__Exercise__:
Collect each line of the entries that holds the string "JSON".

__Input for this task__:
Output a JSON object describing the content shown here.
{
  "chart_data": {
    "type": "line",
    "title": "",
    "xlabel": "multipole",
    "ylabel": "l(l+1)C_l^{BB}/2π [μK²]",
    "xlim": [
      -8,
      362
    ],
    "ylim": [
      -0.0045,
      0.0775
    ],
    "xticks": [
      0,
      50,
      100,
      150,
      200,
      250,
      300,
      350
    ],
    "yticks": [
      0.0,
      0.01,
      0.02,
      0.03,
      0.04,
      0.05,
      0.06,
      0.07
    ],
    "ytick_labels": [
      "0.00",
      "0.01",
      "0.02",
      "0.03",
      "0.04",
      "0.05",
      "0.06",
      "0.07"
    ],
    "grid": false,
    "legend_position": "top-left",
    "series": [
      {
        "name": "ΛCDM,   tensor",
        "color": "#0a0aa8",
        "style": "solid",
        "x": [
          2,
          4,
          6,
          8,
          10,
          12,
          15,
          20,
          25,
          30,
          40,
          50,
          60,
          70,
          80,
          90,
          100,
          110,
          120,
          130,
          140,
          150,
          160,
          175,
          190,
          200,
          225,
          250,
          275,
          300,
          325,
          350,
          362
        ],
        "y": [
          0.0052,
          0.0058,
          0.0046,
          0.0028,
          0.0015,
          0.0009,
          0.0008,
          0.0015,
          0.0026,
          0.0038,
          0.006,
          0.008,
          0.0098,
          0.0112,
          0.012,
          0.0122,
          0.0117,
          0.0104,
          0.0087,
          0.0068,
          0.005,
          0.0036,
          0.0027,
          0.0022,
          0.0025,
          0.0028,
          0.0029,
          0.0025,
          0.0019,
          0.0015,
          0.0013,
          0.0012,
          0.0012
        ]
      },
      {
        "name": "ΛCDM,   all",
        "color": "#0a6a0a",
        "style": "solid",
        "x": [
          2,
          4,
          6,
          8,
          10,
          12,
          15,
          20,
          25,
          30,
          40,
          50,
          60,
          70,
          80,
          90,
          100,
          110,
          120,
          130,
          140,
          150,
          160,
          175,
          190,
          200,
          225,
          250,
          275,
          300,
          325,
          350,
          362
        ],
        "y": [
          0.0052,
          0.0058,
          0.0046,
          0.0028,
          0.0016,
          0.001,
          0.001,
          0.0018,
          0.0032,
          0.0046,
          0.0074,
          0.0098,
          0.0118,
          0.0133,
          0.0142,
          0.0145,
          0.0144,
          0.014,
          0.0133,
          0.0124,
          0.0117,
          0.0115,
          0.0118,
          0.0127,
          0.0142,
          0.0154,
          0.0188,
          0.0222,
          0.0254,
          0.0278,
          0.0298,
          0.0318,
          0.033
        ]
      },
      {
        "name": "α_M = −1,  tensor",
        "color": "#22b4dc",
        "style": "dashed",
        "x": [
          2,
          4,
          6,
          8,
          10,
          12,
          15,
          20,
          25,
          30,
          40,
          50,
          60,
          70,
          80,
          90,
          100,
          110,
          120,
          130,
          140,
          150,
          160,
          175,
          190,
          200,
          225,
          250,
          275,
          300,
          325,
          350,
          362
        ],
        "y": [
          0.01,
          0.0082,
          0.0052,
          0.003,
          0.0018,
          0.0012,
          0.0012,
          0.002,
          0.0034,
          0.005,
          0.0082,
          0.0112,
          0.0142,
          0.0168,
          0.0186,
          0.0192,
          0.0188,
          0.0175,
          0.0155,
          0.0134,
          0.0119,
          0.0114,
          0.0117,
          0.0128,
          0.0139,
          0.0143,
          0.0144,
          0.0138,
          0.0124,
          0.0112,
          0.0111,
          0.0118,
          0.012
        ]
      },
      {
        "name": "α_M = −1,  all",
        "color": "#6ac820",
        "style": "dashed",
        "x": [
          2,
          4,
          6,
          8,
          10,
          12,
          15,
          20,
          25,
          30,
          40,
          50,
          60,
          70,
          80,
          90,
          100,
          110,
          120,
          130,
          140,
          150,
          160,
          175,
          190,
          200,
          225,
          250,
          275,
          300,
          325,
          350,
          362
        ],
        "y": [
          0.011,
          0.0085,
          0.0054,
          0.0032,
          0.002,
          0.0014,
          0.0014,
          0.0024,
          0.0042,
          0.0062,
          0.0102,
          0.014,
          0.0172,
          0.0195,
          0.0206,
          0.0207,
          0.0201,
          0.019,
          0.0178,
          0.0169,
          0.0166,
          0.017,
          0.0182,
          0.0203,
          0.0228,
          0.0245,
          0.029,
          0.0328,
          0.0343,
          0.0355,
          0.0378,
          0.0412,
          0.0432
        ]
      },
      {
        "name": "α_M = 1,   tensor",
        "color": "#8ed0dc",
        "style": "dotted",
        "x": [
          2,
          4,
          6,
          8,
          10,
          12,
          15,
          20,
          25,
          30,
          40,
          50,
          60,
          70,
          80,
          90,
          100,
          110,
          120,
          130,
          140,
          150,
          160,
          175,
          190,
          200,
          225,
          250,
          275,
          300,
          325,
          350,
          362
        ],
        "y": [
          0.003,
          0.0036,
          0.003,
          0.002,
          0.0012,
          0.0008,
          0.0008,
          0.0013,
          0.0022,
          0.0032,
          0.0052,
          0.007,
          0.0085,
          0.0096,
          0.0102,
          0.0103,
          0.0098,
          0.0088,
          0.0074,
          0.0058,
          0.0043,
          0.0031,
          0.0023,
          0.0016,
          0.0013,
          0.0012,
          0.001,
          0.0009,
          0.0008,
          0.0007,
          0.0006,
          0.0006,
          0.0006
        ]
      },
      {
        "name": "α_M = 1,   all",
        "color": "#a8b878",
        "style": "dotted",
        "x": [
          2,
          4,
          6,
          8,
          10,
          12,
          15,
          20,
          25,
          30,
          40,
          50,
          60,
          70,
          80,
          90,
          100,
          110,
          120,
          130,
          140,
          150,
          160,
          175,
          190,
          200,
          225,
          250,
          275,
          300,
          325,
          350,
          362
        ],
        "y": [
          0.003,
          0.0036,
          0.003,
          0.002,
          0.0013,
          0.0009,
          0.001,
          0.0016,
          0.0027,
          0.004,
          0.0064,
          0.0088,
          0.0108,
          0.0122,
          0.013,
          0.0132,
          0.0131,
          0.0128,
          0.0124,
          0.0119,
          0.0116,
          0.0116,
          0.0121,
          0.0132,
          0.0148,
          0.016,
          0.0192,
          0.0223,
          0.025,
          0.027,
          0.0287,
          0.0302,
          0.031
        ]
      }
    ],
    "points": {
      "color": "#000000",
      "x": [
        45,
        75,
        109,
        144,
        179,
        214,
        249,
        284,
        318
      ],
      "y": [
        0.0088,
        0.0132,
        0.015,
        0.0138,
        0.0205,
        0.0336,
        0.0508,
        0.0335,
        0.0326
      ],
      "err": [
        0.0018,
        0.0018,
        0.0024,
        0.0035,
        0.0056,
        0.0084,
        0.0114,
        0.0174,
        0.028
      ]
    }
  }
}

--

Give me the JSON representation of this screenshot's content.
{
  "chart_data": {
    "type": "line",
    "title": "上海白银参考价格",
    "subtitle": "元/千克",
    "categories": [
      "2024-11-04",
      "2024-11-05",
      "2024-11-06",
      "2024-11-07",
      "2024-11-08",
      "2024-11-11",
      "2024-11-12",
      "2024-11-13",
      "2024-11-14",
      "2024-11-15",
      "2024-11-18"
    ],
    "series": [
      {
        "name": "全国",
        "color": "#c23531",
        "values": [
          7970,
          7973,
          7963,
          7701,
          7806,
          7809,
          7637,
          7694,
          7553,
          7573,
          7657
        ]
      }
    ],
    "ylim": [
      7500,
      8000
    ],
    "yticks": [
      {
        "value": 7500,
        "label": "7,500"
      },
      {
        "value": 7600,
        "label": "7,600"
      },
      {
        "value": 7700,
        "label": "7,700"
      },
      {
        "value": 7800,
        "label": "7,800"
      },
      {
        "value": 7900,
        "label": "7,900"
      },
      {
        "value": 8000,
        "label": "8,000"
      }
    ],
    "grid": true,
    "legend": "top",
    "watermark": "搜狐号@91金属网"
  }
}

__Right answer__:
Output a JSON object describing the content shown here.
Give me the JSON representation of this screenshot's content.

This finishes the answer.